▶ **WORK TASK 1**
Which three tables does the pipeline in the basketball-reference scraping page scrape from a player page?
▶ **WORK TASK 2**
Write the next part of the basketball-reference scraping page, picking up right after its last line of code.

▶ **EXERCISE PASSAGE**
================

## Web Scraping Basketball-Reference.com 

This pipeline scrapes three tables (per game, shooting, advanced) from www.basketball-reference.com from any individual player page. It requires a player list of URLs to cycle through and start the web scraping process. 

### Load Modules and Packages

**`basketball_reference`** is a module that web scrapes data from [Basketball-Reference.com](http://basketball-reference.com). This module can call these functions:
- `get_player_name`
- `get_per_game_stats`
- `get_shooting_stats`
- `get_advanced_stats`
- `get_columns`


**`player_list`** is a module that returns the list of players to be fed into the web scraping module. This module can call these functions:
- `load_total`
- `load_part1`
- `load_part2`
- `load_test`

In [1]:
import pandas as pd
from lib.basketball_reference import get_player_name, get_per_game, get_shooting, get_advanced, get_columns 
from lib.player_list import load_total, load_part1, load_part2, load_test

### Player List

These are lists of URLs to be fed into the For loop.

In [2]:
total_list = load_total()
part1_list = load_part1()
part2_list = load_part2()
test_list = load_test()

In [3]:
test_list

['http://www.basketball-reference.com/players/a/abrinal01.html',
 'http://www.basketball-reference.com/players/a/acyqu01.html',
 'http://www.basketball-reference.com/players/a/adamsst01.html',
 'http://www.basketball-reference.com/players/a/afflaar01.html',
 'http://www.basketball-reference.com/players/a/ajincal01.html',
 'http://www.basketball-reference.com/players/a/aldrico01.html']

### Web Scraping

In [4]:
# Temporary list
tmp_list = []

In [5]:
for url in test_list:
    # Get stats
    name = get_player_name(url)

================

▶ **PROVIDED RECORDS**
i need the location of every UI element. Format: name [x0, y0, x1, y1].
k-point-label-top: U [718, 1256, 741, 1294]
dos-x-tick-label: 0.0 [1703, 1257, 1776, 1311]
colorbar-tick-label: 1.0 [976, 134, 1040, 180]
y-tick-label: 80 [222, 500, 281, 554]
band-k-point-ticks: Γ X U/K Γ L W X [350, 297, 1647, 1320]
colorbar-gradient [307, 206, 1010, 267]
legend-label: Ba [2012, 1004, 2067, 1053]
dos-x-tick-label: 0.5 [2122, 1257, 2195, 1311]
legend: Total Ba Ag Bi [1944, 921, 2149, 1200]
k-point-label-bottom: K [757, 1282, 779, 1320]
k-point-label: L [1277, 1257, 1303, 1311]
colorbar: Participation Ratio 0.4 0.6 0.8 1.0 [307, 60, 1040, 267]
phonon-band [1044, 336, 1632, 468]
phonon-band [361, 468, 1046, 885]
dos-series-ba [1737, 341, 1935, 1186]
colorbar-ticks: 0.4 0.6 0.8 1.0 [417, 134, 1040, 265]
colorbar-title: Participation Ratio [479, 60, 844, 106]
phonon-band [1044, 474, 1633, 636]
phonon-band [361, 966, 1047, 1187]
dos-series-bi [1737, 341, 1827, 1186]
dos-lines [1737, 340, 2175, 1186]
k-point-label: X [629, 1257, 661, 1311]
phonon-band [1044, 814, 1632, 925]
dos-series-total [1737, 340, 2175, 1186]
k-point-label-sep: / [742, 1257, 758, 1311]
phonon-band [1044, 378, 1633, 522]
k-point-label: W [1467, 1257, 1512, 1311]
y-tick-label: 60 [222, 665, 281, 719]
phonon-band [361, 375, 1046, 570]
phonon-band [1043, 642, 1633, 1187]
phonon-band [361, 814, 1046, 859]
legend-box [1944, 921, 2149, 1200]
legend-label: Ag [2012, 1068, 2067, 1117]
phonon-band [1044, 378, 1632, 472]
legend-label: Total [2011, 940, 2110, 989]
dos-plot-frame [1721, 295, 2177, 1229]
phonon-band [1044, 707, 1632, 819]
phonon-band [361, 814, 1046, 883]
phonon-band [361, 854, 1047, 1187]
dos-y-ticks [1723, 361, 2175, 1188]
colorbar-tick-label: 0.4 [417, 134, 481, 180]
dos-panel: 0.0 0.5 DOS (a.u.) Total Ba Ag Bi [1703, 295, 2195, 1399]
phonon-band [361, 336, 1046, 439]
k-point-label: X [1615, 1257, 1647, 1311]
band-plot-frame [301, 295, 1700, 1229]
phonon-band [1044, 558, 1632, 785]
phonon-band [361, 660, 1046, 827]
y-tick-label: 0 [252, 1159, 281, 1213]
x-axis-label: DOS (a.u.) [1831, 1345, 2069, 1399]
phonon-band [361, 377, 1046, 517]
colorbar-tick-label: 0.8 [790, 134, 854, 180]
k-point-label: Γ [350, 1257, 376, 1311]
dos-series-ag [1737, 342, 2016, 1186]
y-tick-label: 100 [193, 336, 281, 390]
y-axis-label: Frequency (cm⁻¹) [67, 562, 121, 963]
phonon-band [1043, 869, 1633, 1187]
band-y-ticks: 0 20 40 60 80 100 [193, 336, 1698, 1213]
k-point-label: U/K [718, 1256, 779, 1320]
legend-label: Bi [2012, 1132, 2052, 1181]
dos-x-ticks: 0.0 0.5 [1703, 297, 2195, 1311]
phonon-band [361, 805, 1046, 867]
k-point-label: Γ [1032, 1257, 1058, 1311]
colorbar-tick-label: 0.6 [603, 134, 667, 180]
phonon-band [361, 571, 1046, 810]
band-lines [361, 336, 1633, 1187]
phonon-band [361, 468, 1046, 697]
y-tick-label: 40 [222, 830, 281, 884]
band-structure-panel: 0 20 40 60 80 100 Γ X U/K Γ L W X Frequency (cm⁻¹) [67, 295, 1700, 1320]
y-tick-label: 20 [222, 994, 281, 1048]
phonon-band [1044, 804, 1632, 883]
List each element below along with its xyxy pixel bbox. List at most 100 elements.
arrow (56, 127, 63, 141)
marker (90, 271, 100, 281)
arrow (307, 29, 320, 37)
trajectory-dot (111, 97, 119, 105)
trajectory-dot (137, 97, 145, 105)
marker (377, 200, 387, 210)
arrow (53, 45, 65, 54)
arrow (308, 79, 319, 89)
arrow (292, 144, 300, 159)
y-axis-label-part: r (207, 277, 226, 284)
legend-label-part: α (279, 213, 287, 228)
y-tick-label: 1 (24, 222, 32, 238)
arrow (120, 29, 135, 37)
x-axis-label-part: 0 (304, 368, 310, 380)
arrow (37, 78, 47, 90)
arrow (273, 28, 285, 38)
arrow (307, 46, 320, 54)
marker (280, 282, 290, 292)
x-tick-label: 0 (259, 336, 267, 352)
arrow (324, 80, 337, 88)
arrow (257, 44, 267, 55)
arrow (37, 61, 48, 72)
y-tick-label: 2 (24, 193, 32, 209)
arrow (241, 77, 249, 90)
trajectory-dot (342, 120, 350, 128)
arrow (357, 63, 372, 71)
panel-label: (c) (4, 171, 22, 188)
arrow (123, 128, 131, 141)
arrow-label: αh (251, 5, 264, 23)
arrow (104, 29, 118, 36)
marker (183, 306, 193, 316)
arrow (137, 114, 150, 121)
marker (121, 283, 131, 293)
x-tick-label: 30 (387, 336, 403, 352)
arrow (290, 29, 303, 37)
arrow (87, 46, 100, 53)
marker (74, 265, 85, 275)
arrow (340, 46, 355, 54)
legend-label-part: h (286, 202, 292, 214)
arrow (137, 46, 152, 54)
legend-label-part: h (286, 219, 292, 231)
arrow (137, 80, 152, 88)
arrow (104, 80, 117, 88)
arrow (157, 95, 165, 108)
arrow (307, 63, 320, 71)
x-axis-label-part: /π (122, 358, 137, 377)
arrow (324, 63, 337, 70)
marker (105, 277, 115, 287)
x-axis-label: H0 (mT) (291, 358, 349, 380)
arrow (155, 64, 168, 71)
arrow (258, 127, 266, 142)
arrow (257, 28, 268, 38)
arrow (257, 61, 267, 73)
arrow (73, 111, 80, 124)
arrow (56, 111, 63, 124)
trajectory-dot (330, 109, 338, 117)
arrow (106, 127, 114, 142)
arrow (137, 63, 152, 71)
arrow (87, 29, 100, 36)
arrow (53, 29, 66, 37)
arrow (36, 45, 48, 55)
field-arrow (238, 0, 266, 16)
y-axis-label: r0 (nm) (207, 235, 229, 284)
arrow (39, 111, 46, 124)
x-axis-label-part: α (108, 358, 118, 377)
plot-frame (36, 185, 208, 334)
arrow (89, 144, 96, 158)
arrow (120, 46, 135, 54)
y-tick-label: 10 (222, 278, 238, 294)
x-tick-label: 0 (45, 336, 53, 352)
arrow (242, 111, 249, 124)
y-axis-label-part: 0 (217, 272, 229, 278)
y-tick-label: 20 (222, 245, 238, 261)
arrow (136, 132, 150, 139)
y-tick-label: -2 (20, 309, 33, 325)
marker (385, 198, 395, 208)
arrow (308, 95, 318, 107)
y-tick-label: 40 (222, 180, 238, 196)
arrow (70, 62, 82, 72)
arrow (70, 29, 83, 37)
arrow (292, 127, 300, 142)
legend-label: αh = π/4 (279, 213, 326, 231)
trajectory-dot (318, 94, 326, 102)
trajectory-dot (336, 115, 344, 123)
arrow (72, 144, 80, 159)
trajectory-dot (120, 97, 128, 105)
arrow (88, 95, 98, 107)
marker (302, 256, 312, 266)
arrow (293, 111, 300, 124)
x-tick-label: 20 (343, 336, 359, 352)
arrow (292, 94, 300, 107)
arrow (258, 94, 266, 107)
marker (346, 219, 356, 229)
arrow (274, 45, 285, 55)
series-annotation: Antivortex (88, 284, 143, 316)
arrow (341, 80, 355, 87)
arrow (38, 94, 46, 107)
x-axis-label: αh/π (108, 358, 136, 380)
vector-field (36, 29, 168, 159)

================

▶ **TASK RESPONSE 1**
Per game, shooting, and advanced.

▶ **TASK RESPONSE 2**
    per_game = get_per_game(url)
    advanced = get_advanced(url)
    shooting = get_shooting(url)   
    
    # Data Cleaning
    df = [per_game, shooting, advanced]
    player_stats = [name]    
    for sublist in df:
        for val in sublist:
            player_stats.append(val)
            
    # Append to tmp_list
    tmp_list.append(player_stats)

NoSuchElementException: Message: no such element: Unable to locate element: {"method":"xpath","selector":"//*[@id="meta"]/div/p[4]/span[1]"}
  (Session info: chrome=56.0.2924.87)
  (Driver info: chromedriver=2.27.440174 (e97a722caafc2d3a8b807ee115bfb307f7d2cfd9),platform=Mac OS X 10.12.3 x86_64)


### Final Dataframe

In [6]:
# Columns
cols = get_columns()

In [7]:
# Build dataframe
nba_player_stats = pd.DataFrame(tmp_list, columns=cols)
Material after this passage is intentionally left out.